- _Exercise details_: Look for "Batch" in the listing below. Gather each line that contains it.

- _The data_:

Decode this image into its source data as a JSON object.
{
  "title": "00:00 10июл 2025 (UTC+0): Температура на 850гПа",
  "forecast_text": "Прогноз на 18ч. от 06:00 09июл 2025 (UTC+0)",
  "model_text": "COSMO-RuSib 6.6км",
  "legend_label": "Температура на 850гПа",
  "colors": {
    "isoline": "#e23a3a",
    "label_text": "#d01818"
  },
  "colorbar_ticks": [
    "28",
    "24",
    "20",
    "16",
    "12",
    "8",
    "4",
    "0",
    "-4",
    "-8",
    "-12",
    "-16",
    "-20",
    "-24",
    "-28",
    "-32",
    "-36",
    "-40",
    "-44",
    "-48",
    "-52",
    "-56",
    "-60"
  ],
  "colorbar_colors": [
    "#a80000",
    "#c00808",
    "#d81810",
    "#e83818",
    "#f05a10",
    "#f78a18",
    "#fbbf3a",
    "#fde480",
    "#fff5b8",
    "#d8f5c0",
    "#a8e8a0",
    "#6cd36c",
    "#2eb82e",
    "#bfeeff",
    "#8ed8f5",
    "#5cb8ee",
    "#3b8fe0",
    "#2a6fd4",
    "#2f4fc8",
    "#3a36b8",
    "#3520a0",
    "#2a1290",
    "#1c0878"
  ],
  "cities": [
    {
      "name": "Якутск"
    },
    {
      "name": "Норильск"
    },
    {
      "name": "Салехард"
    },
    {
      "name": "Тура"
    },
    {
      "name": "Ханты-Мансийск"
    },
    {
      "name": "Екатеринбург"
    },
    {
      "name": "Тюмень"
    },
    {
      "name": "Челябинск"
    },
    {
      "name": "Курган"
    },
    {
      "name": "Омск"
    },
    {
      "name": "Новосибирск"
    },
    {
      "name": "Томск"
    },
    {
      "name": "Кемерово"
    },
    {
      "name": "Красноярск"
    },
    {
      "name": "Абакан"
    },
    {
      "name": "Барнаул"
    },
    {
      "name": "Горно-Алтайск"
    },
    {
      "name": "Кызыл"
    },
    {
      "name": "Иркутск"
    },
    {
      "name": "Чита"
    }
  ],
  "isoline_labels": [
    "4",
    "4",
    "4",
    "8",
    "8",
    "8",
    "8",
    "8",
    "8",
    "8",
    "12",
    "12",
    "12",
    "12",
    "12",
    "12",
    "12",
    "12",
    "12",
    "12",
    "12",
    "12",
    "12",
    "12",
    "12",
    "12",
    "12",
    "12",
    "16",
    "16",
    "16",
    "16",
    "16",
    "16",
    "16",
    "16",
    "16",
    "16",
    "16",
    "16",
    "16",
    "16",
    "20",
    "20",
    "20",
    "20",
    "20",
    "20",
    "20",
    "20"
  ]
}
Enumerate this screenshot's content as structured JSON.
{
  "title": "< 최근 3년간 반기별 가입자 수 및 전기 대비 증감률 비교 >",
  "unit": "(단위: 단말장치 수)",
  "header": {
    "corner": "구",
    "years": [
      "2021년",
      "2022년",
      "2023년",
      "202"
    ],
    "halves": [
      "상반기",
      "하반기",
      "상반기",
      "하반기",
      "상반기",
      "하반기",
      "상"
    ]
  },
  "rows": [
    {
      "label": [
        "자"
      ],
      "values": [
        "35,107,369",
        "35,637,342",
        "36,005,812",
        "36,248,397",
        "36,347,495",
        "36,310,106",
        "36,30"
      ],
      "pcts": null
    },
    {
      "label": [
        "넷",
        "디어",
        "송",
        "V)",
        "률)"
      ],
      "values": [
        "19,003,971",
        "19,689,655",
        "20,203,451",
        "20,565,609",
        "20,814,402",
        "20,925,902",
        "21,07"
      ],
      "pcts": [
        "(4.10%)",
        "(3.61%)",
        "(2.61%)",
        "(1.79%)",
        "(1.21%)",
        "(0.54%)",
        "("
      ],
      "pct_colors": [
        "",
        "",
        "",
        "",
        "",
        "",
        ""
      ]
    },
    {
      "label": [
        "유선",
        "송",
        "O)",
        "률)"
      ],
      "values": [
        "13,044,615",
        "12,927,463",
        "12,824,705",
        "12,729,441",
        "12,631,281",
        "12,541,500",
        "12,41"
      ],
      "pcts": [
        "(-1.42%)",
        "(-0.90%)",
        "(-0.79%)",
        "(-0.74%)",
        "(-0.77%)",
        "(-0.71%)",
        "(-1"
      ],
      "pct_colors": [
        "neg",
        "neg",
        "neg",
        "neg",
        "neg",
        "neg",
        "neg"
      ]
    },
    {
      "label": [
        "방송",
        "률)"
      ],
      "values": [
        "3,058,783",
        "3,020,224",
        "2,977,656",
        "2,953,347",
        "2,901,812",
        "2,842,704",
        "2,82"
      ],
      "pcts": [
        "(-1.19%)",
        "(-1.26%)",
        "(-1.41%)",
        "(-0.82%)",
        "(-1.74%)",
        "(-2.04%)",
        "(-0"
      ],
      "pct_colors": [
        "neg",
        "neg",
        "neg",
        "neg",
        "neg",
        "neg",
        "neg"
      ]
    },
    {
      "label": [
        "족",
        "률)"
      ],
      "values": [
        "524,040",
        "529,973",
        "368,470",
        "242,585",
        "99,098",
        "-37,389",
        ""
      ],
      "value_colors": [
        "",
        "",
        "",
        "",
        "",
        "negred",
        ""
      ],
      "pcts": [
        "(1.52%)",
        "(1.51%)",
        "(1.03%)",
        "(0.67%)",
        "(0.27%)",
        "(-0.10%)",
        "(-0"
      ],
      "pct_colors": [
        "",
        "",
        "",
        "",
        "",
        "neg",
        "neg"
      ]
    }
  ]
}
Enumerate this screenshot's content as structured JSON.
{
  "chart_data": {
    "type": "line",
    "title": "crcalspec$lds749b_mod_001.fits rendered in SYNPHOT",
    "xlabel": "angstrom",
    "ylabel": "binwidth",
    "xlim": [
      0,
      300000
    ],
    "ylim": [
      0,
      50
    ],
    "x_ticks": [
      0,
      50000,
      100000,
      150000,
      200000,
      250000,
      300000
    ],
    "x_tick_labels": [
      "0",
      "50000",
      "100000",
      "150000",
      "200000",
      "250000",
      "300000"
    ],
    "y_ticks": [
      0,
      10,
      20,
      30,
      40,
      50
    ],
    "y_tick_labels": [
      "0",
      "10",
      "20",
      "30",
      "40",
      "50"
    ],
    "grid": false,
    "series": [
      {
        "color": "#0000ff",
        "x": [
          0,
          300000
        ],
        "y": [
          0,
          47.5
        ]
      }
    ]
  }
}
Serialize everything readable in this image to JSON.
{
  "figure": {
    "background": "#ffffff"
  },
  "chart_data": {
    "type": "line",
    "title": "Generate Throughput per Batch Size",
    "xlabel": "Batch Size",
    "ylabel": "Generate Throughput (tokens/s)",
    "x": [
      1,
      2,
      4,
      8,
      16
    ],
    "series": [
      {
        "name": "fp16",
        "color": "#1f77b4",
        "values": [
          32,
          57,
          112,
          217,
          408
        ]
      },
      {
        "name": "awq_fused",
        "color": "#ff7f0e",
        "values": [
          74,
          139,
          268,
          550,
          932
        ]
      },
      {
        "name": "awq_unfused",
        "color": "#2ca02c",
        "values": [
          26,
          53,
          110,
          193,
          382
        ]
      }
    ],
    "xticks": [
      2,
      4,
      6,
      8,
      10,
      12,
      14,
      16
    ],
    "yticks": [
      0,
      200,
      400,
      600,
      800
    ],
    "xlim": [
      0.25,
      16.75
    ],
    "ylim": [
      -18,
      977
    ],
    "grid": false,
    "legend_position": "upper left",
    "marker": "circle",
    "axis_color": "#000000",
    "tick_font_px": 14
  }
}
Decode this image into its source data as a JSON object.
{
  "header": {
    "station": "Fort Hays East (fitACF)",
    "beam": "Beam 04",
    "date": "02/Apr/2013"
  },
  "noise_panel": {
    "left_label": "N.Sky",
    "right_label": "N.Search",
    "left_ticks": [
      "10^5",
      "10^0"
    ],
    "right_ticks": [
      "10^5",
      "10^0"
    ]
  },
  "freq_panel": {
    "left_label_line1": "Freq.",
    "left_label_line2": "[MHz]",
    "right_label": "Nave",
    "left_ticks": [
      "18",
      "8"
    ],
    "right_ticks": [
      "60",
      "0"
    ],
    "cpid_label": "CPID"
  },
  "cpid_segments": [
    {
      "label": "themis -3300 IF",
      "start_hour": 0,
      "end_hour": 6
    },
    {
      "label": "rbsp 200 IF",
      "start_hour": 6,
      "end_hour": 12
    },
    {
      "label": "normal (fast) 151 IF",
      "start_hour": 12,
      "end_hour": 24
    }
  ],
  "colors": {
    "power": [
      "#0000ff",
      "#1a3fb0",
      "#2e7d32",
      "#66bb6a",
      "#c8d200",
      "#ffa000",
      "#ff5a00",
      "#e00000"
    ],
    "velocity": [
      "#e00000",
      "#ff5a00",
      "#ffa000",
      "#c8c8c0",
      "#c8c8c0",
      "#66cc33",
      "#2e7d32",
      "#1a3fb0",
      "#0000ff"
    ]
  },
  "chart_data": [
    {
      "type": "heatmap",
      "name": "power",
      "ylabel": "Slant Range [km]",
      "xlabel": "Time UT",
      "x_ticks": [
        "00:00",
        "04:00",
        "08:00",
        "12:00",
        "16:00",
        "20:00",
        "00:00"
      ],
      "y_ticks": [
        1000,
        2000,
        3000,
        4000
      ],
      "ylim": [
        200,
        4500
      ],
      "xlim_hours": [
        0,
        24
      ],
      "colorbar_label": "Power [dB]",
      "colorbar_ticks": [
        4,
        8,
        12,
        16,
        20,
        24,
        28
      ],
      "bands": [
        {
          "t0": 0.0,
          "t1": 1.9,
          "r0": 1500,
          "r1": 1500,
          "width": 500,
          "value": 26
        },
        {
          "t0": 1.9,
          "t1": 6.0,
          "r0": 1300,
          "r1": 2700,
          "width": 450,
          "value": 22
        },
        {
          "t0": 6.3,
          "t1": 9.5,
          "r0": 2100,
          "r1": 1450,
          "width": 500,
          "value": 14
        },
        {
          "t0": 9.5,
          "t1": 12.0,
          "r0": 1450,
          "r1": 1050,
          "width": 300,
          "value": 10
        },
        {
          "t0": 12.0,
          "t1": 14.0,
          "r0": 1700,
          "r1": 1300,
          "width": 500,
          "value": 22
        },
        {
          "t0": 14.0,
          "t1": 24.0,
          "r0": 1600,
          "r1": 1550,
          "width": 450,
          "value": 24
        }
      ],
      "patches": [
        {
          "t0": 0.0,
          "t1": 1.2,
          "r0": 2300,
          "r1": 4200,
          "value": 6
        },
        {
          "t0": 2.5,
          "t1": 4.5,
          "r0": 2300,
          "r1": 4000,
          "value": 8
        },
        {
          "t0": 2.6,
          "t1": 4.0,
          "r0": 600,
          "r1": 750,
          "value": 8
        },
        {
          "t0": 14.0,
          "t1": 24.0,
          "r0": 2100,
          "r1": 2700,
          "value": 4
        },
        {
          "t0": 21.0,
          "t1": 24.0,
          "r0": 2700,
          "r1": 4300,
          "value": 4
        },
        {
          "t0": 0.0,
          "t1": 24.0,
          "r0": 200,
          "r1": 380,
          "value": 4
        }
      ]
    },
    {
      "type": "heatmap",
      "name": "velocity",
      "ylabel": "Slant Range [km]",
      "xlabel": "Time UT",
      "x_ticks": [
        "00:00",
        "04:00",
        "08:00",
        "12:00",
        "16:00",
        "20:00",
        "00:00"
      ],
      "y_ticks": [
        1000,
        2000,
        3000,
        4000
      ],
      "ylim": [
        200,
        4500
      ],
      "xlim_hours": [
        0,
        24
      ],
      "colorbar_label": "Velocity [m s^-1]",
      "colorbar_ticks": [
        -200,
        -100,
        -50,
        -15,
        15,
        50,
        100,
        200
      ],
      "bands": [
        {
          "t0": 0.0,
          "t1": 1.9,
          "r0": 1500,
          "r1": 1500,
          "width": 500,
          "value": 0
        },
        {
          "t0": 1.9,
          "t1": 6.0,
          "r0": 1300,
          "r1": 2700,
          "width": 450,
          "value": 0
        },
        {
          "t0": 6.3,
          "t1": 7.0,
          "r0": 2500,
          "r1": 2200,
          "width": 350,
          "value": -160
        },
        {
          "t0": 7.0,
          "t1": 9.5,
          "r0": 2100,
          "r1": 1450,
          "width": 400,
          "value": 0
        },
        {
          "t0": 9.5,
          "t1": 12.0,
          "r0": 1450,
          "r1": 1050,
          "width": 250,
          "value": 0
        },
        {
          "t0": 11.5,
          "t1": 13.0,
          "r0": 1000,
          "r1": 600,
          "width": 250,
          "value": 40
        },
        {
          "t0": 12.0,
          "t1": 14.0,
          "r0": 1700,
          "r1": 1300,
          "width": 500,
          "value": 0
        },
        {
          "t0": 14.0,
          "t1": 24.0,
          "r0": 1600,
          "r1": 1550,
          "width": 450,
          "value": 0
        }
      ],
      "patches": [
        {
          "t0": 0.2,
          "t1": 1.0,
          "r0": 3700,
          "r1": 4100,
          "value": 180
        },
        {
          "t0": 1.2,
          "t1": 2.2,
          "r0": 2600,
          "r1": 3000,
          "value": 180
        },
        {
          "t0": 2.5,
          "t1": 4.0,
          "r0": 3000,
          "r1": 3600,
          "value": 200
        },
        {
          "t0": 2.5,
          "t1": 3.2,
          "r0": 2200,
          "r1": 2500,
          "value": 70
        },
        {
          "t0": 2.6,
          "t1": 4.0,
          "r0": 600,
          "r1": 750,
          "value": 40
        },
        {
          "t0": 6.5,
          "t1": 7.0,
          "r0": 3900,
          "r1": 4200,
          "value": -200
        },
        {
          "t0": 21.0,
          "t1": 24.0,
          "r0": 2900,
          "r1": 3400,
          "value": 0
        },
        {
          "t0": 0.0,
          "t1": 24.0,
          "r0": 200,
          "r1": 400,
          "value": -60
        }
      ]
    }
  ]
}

- _Result of this exercise_:
    "title": "Generate Throughput per Batch Size",
    "xlabel": "Batch Size",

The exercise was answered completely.